EXERCISE PROMPT
Which lines hold the word "accent"? Copy each one.

Dataset excerpts
┌────────
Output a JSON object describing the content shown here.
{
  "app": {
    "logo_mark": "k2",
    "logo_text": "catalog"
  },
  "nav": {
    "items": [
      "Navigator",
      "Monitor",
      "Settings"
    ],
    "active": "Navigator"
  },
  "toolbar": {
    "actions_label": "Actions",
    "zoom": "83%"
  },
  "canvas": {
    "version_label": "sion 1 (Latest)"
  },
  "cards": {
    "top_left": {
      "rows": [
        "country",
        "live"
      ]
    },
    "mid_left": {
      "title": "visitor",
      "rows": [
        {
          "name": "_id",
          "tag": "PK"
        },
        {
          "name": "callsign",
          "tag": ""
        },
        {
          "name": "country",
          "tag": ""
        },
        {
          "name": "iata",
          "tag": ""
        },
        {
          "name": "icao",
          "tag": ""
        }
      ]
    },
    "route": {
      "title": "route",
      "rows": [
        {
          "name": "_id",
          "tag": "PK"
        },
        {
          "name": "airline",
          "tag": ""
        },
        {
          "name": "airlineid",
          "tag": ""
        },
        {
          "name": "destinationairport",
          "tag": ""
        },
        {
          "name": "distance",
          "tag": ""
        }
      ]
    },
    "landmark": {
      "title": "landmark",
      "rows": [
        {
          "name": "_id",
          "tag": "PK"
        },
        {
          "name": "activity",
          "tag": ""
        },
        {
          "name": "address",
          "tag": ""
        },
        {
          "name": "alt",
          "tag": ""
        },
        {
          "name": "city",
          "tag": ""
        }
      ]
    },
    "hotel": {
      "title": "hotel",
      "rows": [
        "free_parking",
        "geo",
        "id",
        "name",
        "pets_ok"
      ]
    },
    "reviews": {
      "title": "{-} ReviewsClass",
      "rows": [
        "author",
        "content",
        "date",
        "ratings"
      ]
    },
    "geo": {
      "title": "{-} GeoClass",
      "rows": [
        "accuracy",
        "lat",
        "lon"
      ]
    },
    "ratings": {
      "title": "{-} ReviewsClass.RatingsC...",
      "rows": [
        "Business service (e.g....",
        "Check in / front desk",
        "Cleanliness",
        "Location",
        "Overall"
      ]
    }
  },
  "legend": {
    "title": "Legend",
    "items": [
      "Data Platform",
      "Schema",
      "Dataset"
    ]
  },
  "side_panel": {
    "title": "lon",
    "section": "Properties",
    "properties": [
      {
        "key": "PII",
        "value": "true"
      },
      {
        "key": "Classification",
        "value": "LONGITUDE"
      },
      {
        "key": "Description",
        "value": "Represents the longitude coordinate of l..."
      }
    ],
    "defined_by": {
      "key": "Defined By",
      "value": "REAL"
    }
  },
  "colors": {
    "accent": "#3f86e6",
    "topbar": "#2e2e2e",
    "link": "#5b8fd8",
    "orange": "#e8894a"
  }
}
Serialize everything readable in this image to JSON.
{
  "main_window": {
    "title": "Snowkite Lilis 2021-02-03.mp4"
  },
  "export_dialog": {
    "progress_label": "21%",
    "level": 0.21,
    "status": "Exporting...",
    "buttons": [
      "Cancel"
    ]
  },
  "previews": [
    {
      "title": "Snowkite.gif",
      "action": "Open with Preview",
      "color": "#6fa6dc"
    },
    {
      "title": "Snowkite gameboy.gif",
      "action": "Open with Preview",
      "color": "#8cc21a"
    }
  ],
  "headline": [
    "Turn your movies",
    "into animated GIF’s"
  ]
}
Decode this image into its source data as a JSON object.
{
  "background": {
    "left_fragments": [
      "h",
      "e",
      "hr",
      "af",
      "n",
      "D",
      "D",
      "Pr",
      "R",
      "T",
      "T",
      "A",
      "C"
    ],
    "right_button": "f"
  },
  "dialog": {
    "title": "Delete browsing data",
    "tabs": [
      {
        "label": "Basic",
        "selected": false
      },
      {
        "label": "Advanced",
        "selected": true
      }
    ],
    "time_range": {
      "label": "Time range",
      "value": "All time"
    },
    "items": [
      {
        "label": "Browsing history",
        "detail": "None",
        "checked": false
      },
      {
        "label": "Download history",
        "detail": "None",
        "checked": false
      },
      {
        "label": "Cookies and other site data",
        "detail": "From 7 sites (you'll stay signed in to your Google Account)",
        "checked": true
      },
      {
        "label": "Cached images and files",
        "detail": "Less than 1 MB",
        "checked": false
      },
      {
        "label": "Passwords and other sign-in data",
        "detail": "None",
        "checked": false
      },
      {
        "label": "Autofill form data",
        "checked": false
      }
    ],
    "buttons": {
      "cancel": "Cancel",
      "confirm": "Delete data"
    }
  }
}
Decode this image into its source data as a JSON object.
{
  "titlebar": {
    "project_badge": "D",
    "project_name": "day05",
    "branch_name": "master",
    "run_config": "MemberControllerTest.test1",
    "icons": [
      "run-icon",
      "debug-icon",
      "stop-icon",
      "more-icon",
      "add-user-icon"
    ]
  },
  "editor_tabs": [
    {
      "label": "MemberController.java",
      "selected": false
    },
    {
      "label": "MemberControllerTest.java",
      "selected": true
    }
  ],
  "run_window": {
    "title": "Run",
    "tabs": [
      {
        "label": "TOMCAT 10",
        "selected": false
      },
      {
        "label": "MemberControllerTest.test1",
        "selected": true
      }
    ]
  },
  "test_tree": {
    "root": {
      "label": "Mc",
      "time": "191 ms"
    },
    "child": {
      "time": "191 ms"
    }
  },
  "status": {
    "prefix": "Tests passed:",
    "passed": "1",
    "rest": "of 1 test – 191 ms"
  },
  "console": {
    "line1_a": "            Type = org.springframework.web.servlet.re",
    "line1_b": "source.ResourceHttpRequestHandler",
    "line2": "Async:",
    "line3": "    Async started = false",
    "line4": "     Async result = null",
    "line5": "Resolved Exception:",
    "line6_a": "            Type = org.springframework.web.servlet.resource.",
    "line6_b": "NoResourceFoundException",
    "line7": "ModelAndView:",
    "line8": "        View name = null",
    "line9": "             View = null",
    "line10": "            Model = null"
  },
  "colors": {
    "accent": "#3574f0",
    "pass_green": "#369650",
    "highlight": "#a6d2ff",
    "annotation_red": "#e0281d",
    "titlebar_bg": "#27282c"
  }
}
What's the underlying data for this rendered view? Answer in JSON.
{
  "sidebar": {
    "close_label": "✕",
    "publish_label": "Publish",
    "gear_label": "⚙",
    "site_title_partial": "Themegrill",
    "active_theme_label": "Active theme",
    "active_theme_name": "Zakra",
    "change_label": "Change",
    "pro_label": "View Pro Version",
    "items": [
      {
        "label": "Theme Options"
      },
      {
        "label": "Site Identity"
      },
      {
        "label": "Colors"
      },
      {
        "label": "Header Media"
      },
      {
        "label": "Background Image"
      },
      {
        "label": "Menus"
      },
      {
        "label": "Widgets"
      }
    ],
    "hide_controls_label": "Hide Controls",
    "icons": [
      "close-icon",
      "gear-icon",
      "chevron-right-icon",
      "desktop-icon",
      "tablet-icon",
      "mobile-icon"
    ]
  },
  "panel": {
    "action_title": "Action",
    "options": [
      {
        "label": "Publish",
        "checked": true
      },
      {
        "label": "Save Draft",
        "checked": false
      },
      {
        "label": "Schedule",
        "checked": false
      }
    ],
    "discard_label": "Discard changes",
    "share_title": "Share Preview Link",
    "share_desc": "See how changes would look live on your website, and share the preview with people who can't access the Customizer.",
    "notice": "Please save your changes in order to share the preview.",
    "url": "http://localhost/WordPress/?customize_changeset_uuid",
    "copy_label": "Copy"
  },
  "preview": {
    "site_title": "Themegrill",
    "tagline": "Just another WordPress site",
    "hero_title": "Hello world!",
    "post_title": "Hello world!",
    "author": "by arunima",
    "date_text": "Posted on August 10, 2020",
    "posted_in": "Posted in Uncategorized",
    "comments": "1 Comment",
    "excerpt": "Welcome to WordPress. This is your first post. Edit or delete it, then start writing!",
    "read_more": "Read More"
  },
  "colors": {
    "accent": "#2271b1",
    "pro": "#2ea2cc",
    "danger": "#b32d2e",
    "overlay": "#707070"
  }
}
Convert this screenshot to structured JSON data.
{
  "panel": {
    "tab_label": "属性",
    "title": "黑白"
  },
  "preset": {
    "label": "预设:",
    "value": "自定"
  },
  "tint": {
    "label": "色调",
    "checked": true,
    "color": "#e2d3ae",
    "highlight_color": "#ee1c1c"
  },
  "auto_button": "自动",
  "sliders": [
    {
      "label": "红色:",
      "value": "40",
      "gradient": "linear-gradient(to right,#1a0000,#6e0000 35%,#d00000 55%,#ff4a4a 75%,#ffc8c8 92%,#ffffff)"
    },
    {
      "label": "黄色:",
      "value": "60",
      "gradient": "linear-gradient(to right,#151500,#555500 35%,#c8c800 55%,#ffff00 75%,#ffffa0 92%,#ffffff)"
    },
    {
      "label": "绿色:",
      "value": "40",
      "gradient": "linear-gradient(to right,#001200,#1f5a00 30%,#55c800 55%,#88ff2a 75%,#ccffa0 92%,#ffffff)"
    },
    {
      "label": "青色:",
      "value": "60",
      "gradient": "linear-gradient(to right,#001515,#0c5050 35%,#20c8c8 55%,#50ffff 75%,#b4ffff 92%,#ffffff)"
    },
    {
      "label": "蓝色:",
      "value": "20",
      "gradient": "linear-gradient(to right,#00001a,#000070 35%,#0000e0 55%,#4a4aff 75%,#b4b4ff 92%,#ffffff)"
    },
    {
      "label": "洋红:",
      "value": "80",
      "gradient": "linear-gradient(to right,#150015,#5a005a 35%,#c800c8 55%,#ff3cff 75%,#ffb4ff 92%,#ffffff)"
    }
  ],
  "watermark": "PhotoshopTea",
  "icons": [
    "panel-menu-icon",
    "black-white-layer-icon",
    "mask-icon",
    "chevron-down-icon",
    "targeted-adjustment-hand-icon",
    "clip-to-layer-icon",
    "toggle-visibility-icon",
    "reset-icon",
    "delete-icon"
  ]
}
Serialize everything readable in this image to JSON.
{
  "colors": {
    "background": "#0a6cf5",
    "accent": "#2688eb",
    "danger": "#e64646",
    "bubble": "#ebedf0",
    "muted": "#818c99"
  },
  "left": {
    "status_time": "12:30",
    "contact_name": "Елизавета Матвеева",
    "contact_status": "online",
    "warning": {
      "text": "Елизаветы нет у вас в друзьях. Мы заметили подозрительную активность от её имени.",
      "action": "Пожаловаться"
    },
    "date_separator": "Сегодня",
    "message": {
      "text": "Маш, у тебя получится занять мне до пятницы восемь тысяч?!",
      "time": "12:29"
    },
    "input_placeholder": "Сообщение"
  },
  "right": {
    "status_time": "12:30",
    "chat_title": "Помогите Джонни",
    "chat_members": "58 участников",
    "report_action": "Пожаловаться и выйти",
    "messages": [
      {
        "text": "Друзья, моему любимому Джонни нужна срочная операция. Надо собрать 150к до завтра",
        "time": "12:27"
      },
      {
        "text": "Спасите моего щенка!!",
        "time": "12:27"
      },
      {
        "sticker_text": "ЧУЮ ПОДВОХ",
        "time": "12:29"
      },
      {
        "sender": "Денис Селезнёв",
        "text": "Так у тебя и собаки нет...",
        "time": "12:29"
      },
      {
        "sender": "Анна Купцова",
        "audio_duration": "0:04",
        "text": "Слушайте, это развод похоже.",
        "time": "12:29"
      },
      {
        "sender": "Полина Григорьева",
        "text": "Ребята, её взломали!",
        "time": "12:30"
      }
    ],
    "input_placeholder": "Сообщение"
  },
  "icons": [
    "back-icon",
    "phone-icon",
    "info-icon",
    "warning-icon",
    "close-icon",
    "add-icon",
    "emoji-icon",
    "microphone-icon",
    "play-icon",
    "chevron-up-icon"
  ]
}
└────────
WORKED SOLUTION
    "accent": "#3f86e6",
    "accent": "#3574f0",
    "accent": "#2271b1",
    "accent": "#2688eb",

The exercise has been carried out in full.